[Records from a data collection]
[Begin]

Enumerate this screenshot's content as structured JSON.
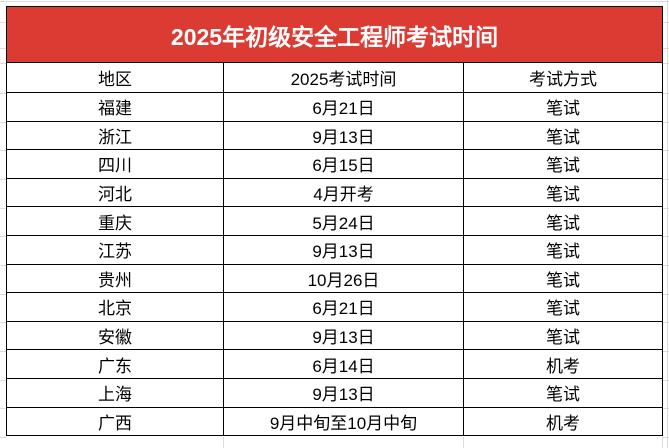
{
  "banner": {
    "title": "2025年初级安全工程师考试时间",
    "bg_color": "#dc3b33",
    "text_color": "#ffffff"
  },
  "table": {
    "headers": [
      "地区",
      "2025考试时间",
      "考试方式"
    ],
    "rows": [
      [
        "福建",
        "6月21日",
        "笔试"
      ],
      [
        "浙江",
        "9月13日",
        "笔试"
      ],
      [
        "四川",
        "6月15日",
        "笔试"
      ],
      [
        "河北",
        "4月开考",
        "笔试"
      ],
      [
        "重庆",
        "5月24日",
        "笔试"
      ],
      [
        "江苏",
        "9月13日",
        "笔试"
      ],
      [
        "贵州",
        "10月26日",
        "笔试"
      ],
      [
        "北京",
        "6月21日",
        "笔试"
      ],
      [
        "安徽",
        "9月13日",
        "笔试"
      ],
      [
        "广东",
        "6月14日",
        "机考"
      ],
      [
        "上海",
        "9月13日",
        "笔试"
      ],
      [
        "广西",
        "9月中旬至10月中旬",
        "机考"
      ]
    ]
  },
  "colors": {
    "border": "#000000",
    "gridline": "#dcdcdc",
    "page_bg": "#ffffff"
  }
}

[End]

- DESCRIPTION OF THE TASK
Retype the data above exactly; pictures are not part of the copy.

- RESPONSE TO THIS TASK
Enumerate this screenshot's content as structured JSON.
{
  "banner": {
    "title": "2025年初级安全工程师考试时间",
    "bg_color": "#dc3b33",
    "text_color": "#ffffff"
  },
  "table": {
    "headers": [
      "地区",
      "2025考试时间",
      "考试方式"
    ],
    "rows": [
      [
        "福建",
        "6月21日",
        "笔试"
      ],
      [
        "浙江",
        "9月13日",
        "笔试"
      ],
      [
        "四川",
        "6月15日",
        "笔试"
      ],
      [
        "河北",
        "4月开考",
        "笔试"
      ],
      [
        "重庆",
        "5月24日",
        "笔试"
      ],
      [
        "江苏",
        "9月13日",
        "笔试"
      ],
      [
        "贵州",
        "10月26日",
        "笔试"
      ],
      [
        "北京",
        "6月21日",
        "笔试"
      ],
      [
        "安徽",
        "9月13日",
        "笔试"
      ],
      [
        "广东",
        "6月14日",
        "机考"
      ],
      [
        "上海",
        "9月13日",
        "笔试"
      ],
      [
        "广西",
        "9月中旬至10月中旬",
        "机考"
      ]
    ]
  },
  "colors": {
    "border": "#000000",
    "gridline": "#dcdcdc",
    "page_bg": "#ffffff"
  }
}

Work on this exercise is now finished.